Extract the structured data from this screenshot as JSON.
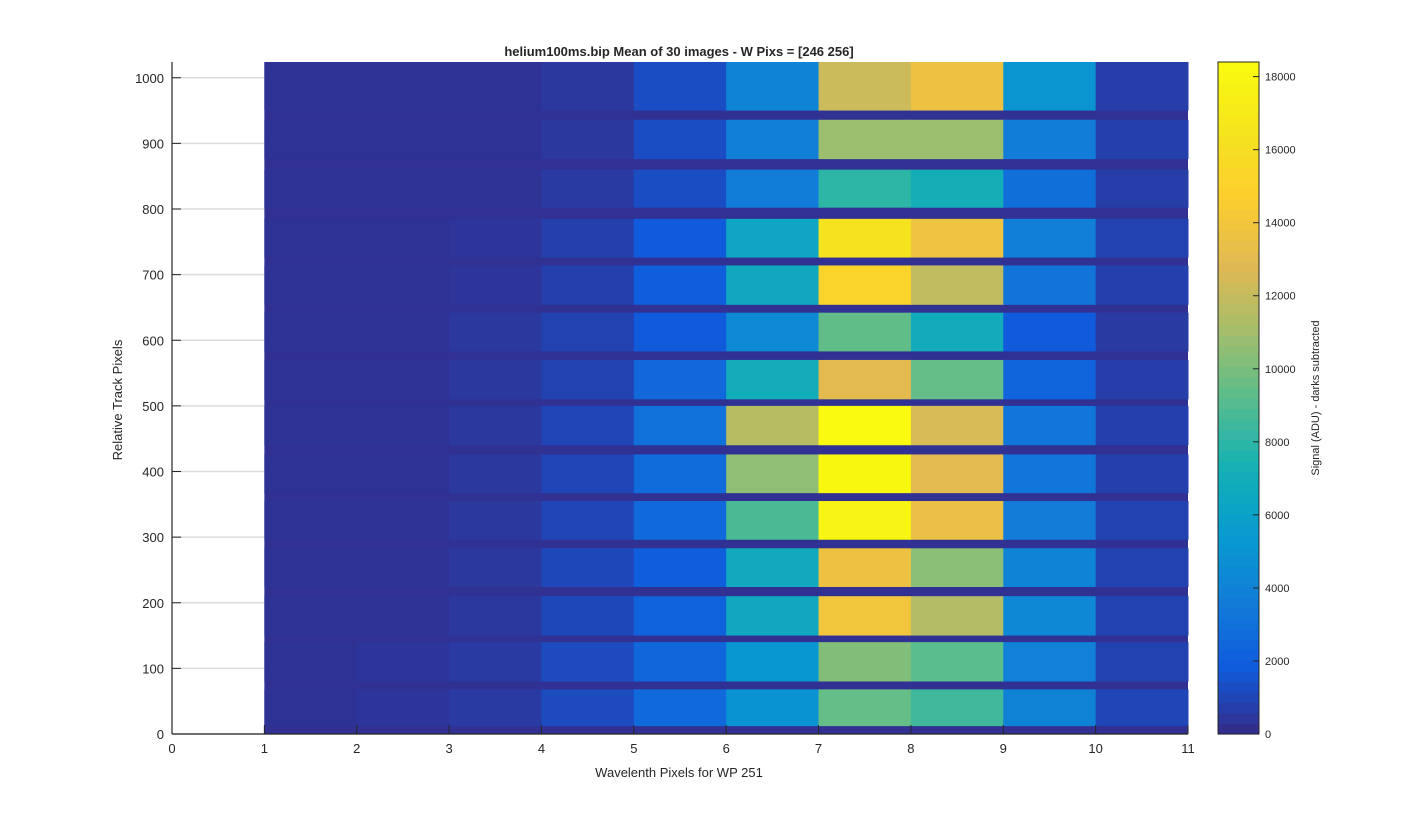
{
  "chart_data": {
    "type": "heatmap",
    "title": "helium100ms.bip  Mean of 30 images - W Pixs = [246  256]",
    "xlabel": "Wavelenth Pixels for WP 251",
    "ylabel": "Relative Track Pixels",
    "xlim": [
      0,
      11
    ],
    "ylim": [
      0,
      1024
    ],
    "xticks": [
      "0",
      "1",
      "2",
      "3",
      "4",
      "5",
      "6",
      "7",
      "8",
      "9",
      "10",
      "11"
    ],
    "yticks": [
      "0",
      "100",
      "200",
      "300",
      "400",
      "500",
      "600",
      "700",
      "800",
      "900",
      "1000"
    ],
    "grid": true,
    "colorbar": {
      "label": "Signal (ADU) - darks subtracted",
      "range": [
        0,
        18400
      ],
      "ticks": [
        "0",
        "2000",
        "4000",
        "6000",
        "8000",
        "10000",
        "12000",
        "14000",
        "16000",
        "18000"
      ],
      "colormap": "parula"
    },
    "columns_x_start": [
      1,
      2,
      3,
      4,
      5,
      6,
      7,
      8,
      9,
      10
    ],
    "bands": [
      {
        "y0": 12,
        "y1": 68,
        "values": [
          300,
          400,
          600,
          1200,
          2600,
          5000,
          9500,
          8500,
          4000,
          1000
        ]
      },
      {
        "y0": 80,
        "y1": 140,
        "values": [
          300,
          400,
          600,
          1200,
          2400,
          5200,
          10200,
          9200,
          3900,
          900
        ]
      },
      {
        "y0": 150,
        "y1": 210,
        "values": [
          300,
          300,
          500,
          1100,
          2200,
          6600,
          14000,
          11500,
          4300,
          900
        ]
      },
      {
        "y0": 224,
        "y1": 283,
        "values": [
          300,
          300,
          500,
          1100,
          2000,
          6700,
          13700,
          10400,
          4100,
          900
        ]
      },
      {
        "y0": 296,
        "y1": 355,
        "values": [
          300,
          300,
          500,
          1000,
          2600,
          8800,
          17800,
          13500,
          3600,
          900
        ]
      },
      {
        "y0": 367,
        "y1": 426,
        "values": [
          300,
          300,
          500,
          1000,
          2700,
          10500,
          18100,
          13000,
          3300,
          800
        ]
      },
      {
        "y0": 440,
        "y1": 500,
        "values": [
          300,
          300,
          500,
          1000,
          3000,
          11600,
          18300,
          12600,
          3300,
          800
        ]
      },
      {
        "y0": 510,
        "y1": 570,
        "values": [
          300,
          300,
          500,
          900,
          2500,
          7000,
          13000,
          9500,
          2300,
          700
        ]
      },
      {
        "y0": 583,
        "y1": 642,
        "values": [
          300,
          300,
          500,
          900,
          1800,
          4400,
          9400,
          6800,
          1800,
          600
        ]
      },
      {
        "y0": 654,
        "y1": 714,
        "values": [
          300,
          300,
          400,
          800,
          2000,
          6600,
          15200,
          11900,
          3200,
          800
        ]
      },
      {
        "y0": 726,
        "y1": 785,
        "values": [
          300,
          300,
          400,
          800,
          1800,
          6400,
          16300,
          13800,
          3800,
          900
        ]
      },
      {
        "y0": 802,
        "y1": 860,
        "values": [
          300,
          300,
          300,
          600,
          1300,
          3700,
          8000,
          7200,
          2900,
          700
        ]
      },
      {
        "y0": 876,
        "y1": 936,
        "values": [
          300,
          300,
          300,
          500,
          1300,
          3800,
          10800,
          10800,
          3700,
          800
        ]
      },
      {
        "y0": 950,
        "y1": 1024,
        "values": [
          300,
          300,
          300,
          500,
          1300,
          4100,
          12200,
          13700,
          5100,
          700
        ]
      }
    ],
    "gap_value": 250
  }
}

○ ○ ○

-- REQUEST --
Extract, from the listing above, every line where the string "Pixels" occurs.

-- ANSWER BELOW --
    "xlabel": "Wavelenth Pixels for WP 251",
    "ylabel": "Relative Track Pixels",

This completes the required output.